◆ Exercise instructions ◆
Return all lines with the word "creations" in them.

◇ ◇ ◇

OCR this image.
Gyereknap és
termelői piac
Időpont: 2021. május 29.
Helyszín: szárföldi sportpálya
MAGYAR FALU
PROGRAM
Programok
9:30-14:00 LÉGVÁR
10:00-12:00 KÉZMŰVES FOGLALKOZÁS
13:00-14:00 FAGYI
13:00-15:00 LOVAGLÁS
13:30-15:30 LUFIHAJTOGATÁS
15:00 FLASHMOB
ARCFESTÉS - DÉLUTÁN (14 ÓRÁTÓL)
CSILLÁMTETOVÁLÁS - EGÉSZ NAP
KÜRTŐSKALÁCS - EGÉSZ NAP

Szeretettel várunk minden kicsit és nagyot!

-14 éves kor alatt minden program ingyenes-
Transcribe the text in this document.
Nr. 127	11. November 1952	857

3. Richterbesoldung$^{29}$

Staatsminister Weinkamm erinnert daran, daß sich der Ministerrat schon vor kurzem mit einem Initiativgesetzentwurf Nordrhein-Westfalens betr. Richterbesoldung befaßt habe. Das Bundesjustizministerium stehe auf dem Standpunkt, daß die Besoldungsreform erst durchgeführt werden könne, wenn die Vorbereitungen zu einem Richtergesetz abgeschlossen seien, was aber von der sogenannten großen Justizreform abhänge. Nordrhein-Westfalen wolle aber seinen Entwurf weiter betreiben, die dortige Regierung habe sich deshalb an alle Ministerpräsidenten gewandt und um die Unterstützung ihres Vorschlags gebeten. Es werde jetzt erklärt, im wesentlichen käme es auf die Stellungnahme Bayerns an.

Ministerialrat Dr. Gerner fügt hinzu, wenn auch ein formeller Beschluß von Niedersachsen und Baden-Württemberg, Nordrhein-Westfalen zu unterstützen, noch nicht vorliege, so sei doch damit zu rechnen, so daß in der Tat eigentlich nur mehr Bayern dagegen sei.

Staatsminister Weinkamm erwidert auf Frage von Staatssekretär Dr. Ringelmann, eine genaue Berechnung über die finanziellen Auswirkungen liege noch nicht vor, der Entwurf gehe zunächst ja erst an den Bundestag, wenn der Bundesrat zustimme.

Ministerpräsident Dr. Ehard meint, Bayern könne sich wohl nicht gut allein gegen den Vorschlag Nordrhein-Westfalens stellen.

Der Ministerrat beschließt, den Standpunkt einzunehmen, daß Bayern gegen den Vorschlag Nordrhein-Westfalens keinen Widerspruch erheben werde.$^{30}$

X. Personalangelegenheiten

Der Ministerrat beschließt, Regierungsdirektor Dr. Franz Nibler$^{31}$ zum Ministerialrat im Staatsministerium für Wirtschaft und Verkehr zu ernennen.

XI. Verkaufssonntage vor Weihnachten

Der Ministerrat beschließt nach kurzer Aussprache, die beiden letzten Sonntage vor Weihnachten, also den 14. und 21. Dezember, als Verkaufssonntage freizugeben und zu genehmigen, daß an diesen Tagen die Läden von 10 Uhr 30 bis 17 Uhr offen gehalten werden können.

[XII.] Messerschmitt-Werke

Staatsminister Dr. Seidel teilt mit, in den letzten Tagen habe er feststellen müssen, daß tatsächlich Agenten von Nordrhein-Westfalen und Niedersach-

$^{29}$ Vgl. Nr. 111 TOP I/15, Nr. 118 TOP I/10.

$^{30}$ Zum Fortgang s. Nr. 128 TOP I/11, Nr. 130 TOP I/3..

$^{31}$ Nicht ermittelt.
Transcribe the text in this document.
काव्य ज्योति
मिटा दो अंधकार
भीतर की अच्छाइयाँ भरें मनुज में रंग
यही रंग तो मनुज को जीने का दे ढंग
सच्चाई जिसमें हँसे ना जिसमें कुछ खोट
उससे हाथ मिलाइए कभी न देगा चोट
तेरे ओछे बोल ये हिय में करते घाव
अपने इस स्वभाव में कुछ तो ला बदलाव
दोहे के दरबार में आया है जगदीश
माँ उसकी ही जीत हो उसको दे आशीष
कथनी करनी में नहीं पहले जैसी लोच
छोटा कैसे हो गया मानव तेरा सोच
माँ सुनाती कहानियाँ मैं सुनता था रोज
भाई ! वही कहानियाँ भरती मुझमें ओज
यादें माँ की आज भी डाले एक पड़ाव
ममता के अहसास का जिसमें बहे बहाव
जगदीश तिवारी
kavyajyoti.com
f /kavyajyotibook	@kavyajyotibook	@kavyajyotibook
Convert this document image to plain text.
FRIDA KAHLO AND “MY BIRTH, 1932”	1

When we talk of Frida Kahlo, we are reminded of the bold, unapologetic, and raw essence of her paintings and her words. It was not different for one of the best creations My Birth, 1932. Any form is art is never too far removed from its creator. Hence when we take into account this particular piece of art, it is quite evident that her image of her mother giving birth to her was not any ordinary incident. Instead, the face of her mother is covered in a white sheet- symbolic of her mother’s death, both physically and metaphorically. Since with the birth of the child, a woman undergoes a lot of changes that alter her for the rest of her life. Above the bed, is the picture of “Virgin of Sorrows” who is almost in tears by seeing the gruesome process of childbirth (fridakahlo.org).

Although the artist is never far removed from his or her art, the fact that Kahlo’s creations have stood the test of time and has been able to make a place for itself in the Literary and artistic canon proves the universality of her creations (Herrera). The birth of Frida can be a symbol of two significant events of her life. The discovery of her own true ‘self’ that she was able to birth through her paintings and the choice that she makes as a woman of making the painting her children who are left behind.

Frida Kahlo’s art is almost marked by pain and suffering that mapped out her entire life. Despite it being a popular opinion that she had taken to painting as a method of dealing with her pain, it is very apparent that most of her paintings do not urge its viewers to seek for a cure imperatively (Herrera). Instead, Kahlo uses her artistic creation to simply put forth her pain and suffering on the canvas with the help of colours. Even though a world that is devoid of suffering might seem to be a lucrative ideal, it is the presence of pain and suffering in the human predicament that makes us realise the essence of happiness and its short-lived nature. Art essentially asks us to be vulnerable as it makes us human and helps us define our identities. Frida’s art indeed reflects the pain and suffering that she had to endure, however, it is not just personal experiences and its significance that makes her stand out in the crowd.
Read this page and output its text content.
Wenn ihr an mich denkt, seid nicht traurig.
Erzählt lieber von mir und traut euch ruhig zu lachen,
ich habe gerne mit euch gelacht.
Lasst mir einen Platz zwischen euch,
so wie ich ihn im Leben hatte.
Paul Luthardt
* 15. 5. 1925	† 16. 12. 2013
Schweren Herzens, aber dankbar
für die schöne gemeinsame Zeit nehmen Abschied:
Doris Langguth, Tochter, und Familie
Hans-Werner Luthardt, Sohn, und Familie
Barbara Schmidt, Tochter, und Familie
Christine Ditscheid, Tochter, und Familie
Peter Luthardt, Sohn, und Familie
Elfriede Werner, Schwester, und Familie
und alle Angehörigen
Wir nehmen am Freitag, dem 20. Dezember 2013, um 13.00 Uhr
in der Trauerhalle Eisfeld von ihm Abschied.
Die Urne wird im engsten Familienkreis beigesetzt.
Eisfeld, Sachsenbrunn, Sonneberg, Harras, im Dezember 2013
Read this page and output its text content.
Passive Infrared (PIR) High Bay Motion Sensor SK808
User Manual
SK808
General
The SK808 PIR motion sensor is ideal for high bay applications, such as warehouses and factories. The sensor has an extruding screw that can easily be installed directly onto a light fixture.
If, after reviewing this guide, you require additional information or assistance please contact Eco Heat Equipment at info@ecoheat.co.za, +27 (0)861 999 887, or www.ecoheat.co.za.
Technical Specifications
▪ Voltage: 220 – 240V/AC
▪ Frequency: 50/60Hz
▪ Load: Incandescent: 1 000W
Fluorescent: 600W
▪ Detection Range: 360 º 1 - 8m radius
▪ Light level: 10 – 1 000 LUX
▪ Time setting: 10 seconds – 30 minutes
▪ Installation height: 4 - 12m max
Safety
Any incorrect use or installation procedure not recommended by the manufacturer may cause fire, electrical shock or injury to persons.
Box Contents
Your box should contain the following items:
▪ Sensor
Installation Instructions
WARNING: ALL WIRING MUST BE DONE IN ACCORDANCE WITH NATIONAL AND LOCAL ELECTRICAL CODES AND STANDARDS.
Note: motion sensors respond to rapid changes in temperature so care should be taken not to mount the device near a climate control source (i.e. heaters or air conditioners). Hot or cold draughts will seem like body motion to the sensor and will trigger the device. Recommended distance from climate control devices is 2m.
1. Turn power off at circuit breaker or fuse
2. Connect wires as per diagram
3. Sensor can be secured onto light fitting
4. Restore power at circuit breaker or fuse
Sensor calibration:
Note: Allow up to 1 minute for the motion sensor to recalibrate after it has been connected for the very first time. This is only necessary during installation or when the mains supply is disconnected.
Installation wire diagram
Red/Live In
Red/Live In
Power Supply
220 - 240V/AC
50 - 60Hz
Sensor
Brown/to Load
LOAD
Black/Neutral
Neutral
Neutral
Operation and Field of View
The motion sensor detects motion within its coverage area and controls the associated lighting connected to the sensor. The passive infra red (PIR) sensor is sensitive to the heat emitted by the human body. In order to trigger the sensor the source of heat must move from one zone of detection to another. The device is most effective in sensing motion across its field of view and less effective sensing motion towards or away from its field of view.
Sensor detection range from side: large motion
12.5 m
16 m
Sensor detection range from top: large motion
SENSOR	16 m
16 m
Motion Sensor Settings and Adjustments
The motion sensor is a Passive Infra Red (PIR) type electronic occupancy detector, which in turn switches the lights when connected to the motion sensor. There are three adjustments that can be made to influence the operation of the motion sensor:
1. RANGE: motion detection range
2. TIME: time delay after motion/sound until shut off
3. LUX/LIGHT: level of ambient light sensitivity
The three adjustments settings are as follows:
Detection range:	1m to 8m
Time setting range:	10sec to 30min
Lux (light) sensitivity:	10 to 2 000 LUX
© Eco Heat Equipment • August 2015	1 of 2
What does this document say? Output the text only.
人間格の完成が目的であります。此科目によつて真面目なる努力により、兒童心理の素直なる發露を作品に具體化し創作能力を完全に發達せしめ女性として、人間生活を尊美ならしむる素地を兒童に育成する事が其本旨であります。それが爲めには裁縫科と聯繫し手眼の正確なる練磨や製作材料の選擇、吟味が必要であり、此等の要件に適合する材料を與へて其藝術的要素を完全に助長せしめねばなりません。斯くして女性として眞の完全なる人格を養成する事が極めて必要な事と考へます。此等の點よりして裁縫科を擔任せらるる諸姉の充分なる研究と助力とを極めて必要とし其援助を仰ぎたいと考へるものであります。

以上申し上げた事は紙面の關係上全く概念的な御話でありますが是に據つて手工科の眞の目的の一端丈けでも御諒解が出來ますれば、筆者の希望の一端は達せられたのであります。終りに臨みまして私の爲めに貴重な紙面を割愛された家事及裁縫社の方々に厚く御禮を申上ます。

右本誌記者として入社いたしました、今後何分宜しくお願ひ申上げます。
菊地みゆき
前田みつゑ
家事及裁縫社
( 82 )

◇ ◇ ◇

◆ Solution to the exercise ◆
When we talk of Frida Kahlo, we are reminded of the bold, unapologetic, and raw essence of her paintings and her words. It was not different for one of the best creations My Birth, 1932. Any form is art is never too far removed from its creator. Hence when we take into account this particular piece of art, it is quite evident that her image of her mother giving birth to her was not any ordinary incident. Instead, the face of her mother is covered in a white sheet- symbolic of her mother’s death, both physically and metaphorically. Since with the birth of the child, a woman undergoes a lot of changes that alter her for the rest of her life. Above the bed, is the picture of “Virgin of Sorrows” who is almost in tears by seeing the gruesome process of childbirth (fridakahlo.org).
Although the artist is never far removed from his or her art, the fact that Kahlo’s creations have stood the test of time and has been able to make a place for itself in the Literary and artistic canon proves the universality of her creations (Herrera). The birth of Frida can be a symbol of two significant events of her life. The discovery of her own true ‘self’ that she was able to birth through her paintings and the choice that she makes as a woman of making the painting her children who are left behind.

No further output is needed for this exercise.